● Record set:
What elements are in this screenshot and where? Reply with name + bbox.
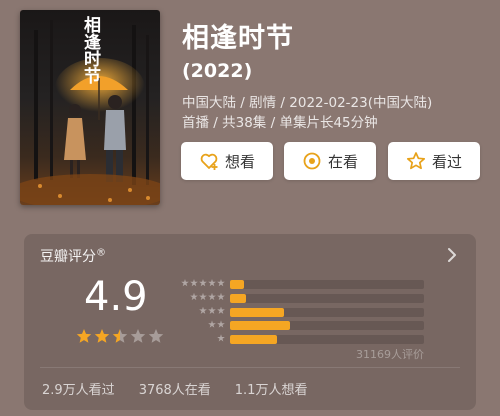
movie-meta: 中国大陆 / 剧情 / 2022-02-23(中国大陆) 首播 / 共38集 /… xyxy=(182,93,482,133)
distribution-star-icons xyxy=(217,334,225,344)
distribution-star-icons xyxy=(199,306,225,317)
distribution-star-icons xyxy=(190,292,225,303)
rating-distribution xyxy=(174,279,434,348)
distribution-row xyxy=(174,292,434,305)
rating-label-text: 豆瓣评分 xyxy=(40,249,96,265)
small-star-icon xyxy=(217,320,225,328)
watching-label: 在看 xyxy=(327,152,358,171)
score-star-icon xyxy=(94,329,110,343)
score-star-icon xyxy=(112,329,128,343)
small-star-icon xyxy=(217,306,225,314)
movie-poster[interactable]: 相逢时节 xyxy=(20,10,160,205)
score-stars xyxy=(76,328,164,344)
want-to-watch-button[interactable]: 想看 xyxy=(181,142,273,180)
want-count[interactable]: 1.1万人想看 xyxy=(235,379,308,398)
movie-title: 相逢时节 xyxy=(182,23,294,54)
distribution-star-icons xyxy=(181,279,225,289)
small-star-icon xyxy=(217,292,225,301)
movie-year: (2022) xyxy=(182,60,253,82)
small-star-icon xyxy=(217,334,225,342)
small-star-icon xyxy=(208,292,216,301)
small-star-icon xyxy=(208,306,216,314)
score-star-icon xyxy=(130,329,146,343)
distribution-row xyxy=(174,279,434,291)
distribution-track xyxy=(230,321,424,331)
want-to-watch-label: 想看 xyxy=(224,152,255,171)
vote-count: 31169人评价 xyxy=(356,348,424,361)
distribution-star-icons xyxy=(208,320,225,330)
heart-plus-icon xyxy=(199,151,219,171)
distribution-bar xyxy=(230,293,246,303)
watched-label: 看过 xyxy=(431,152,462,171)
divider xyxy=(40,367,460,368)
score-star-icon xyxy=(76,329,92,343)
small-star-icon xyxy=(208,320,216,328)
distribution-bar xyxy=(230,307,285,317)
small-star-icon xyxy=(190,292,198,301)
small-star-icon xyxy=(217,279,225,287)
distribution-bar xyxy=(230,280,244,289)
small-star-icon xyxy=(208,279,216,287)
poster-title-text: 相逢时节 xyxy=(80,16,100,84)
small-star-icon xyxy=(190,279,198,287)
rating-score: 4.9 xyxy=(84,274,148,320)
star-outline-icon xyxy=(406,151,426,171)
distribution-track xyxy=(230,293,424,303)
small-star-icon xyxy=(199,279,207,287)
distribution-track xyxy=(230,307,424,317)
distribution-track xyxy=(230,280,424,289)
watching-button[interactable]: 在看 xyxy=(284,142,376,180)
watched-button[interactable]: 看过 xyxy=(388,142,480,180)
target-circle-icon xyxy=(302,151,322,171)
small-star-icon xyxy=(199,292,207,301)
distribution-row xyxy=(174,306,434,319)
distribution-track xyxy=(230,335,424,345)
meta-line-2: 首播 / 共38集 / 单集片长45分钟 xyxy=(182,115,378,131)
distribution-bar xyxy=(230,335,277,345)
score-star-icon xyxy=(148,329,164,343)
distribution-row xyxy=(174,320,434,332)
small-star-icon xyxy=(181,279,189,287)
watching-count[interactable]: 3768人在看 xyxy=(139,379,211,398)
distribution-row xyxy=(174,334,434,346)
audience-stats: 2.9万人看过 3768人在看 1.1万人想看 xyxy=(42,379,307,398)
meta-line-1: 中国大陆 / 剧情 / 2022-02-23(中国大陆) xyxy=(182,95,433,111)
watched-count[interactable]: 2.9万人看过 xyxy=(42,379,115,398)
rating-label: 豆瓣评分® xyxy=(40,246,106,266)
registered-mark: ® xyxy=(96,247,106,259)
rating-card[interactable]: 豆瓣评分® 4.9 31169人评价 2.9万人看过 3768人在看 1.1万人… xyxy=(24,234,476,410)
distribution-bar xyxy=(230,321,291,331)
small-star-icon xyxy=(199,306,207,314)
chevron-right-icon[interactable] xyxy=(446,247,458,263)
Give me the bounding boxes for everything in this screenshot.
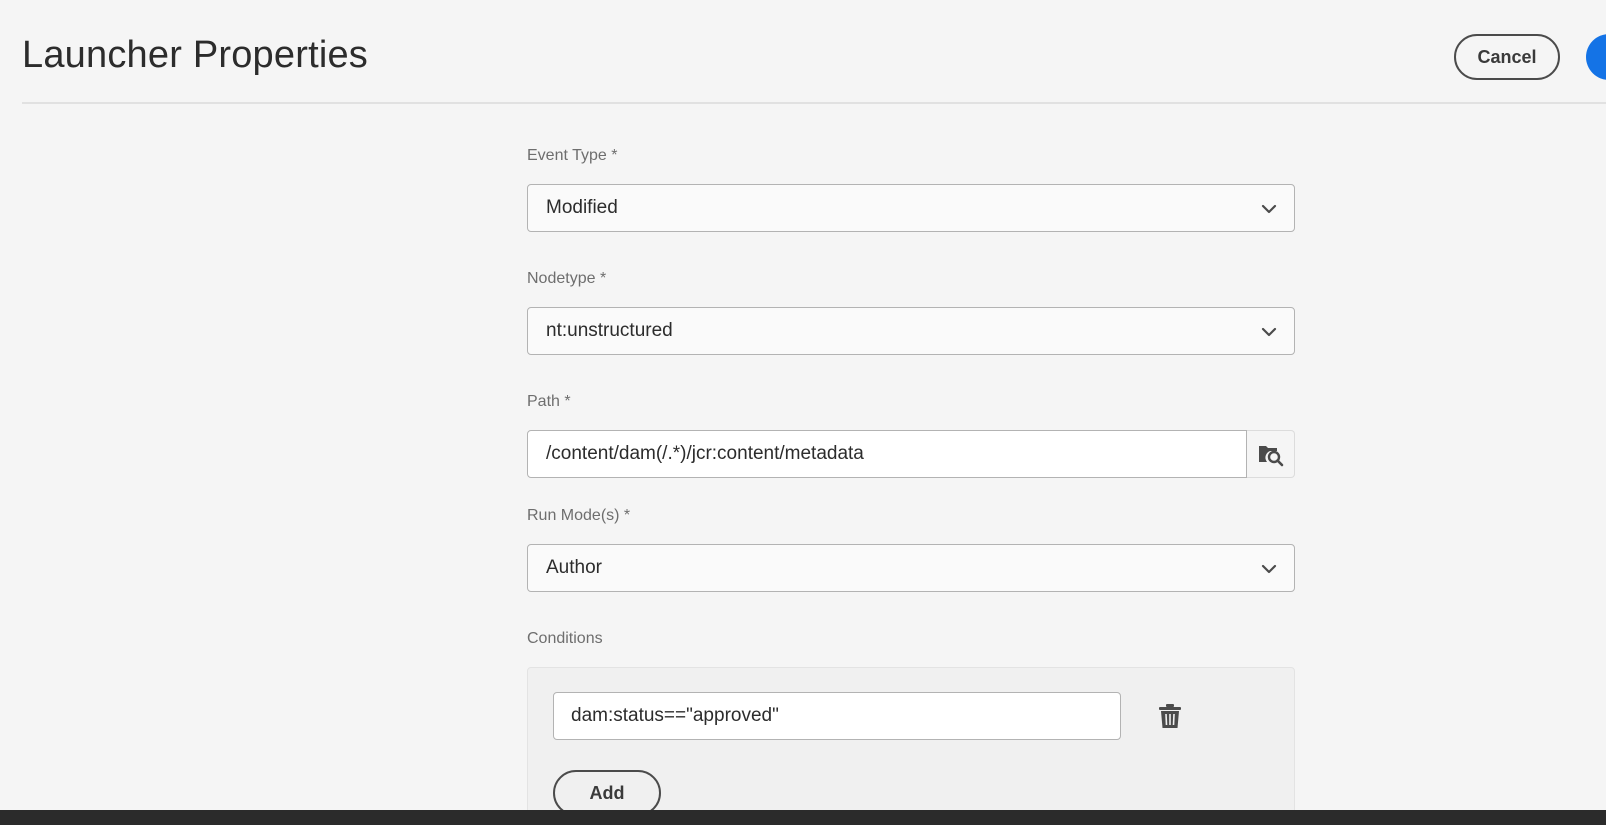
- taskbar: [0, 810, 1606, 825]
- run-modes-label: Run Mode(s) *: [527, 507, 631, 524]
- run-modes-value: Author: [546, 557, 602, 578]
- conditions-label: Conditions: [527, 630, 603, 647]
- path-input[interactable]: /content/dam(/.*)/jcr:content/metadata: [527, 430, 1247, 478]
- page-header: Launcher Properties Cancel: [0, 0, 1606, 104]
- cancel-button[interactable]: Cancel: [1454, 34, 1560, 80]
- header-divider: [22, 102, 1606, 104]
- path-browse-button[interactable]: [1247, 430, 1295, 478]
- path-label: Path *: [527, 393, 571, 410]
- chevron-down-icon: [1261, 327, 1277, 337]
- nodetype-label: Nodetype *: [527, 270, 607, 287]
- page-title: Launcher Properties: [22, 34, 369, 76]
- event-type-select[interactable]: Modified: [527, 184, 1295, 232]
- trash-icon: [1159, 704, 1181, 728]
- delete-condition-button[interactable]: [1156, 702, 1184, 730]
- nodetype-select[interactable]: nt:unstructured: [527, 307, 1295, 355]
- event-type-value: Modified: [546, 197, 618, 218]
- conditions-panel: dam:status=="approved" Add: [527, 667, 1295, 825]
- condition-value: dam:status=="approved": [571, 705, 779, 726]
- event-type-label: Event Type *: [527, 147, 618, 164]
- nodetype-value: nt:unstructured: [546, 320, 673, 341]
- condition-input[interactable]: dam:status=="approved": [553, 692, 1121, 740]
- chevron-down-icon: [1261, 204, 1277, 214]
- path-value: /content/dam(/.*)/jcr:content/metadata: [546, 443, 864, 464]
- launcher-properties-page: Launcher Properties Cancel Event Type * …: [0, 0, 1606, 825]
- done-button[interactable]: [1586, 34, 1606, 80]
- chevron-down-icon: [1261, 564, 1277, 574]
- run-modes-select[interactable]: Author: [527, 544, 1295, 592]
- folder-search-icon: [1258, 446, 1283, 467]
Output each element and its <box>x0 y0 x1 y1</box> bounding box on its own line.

● Written instruction: Copy the records above word for word, from start to end, with the picture placeholders left out of your copy.

● The answer:
What elements are in this screenshot and where? Reply with name + bbox.
movie-meta: 中国大陆 / 剧情 / 2022-02-23(中国大陆) 首播 / 共38集 /… xyxy=(182,93,482,133)
distribution-star-icons xyxy=(217,334,225,344)
distribution-star-icons xyxy=(199,306,225,317)
distribution-star-icons xyxy=(190,292,225,303)
rating-distribution xyxy=(174,279,434,348)
distribution-row xyxy=(174,292,434,305)
rating-label-text: 豆瓣评分 xyxy=(40,249,96,265)
small-star-icon xyxy=(217,320,225,328)
watching-label: 在看 xyxy=(327,152,358,171)
score-star-icon xyxy=(94,329,110,343)
score-star-icon xyxy=(112,329,128,343)
small-star-icon xyxy=(217,306,225,314)
movie-poster[interactable]: 相逢时节 xyxy=(20,10,160,205)
score-stars xyxy=(76,328,164,344)
want-to-watch-button[interactable]: 想看 xyxy=(181,142,273,180)
want-count[interactable]: 1.1万人想看 xyxy=(235,379,308,398)
movie-title: 相逢时节 xyxy=(182,23,294,54)
distribution-star-icons xyxy=(181,279,225,289)
small-star-icon xyxy=(217,292,225,301)
movie-year: (2022) xyxy=(182,60,253,82)
small-star-icon xyxy=(217,334,225,342)
small-star-icon xyxy=(208,292,216,301)
small-star-icon xyxy=(208,306,216,314)
score-star-icon xyxy=(130,329,146,343)
distribution-row xyxy=(174,279,434,291)
distribution-track xyxy=(230,321,424,331)
want-to-watch-label: 想看 xyxy=(224,152,255,171)
vote-count: 31169人评价 xyxy=(356,348,424,361)
distribution-star-icons xyxy=(208,320,225,330)
heart-plus-icon xyxy=(199,151,219,171)
distribution-bar xyxy=(230,293,246,303)
watched-label: 看过 xyxy=(431,152,462,171)
divider xyxy=(40,367,460,368)
score-star-icon xyxy=(76,329,92,343)
small-star-icon xyxy=(208,320,216,328)
distribution-bar xyxy=(230,307,285,317)
small-star-icon xyxy=(190,292,198,301)
small-star-icon xyxy=(217,279,225,287)
distribution-bar xyxy=(230,280,244,289)
small-star-icon xyxy=(208,279,216,287)
poster-title-text: 相逢时节 xyxy=(80,16,100,84)
small-star-icon xyxy=(190,279,198,287)
rating-score: 4.9 xyxy=(84,274,148,320)
star-outline-icon xyxy=(406,151,426,171)
distribution-track xyxy=(230,293,424,303)
small-star-icon xyxy=(199,279,207,287)
distribution-track xyxy=(230,307,424,317)
distribution-track xyxy=(230,280,424,289)
watching-button[interactable]: 在看 xyxy=(284,142,376,180)
watched-button[interactable]: 看过 xyxy=(388,142,480,180)
target-circle-icon xyxy=(302,151,322,171)
small-star-icon xyxy=(199,292,207,301)
distribution-row xyxy=(174,306,434,319)
distribution-track xyxy=(230,335,424,345)
meta-line-2: 首播 / 共38集 / 单集片长45分钟 xyxy=(182,115,378,131)
distribution-bar xyxy=(230,335,277,345)
score-star-icon xyxy=(148,329,164,343)
distribution-row xyxy=(174,320,434,332)
small-star-icon xyxy=(181,279,189,287)
watching-count[interactable]: 3768人在看 xyxy=(139,379,211,398)
distribution-row xyxy=(174,334,434,346)
audience-stats: 2.9万人看过 3768人在看 1.1万人想看 xyxy=(42,379,307,398)
meta-line-1: 中国大陆 / 剧情 / 2022-02-23(中国大陆) xyxy=(182,95,433,111)
watched-count[interactable]: 2.9万人看过 xyxy=(42,379,115,398)
rating-label: 豆瓣评分® xyxy=(40,246,106,266)
registered-mark: ® xyxy=(96,247,106,259)
rating-card[interactable]: 豆瓣评分® 4.9 31169人评价 2.9万人看过 3768人在看 1.1万人… xyxy=(24,234,476,410)
distribution-bar xyxy=(230,321,291,331)
small-star-icon xyxy=(199,306,207,314)
chevron-right-icon[interactable] xyxy=(446,247,458,263)
Give me the bounding boxes for everything in this screenshot.
- taskbar: [0, 810, 1606, 825]
- run-modes-label: Run Mode(s) *: [527, 507, 631, 524]
- run-modes-value: Author: [546, 557, 602, 578]
- conditions-label: Conditions: [527, 630, 603, 647]
- path-input[interactable]: /content/dam(/.*)/jcr:content/metadata: [527, 430, 1247, 478]
- page-header: Launcher Properties Cancel: [0, 0, 1606, 104]
- cancel-button[interactable]: Cancel: [1454, 34, 1560, 80]
- header-divider: [22, 102, 1606, 104]
- path-browse-button[interactable]: [1247, 430, 1295, 478]
- path-label: Path *: [527, 393, 571, 410]
- chevron-down-icon: [1261, 327, 1277, 337]
- nodetype-label: Nodetype *: [527, 270, 607, 287]
- page-title: Launcher Properties: [22, 34, 369, 76]
- event-type-select[interactable]: Modified: [527, 184, 1295, 232]
- trash-icon: [1159, 704, 1181, 728]
- delete-condition-button[interactable]: [1156, 702, 1184, 730]
- nodetype-select[interactable]: nt:unstructured: [527, 307, 1295, 355]
- event-type-value: Modified: [546, 197, 618, 218]
- conditions-panel: dam:status=="approved" Add: [527, 667, 1295, 825]
- condition-value: dam:status=="approved": [571, 705, 779, 726]
- event-type-label: Event Type *: [527, 147, 618, 164]
- nodetype-value: nt:unstructured: [546, 320, 673, 341]
- condition-input[interactable]: dam:status=="approved": [553, 692, 1121, 740]
- chevron-down-icon: [1261, 204, 1277, 214]
- path-value: /content/dam(/.*)/jcr:content/metadata: [546, 443, 864, 464]
- launcher-properties-page: Launcher Properties Cancel Event Type * …: [0, 0, 1606, 825]
- done-button[interactable]: [1586, 34, 1606, 80]
- chevron-down-icon: [1261, 564, 1277, 574]
- run-modes-select[interactable]: Author: [527, 544, 1295, 592]
- folder-search-icon: [1258, 446, 1283, 467]
Output each element and its <box>x0 y0 x1 y1</box> bounding box on its own line.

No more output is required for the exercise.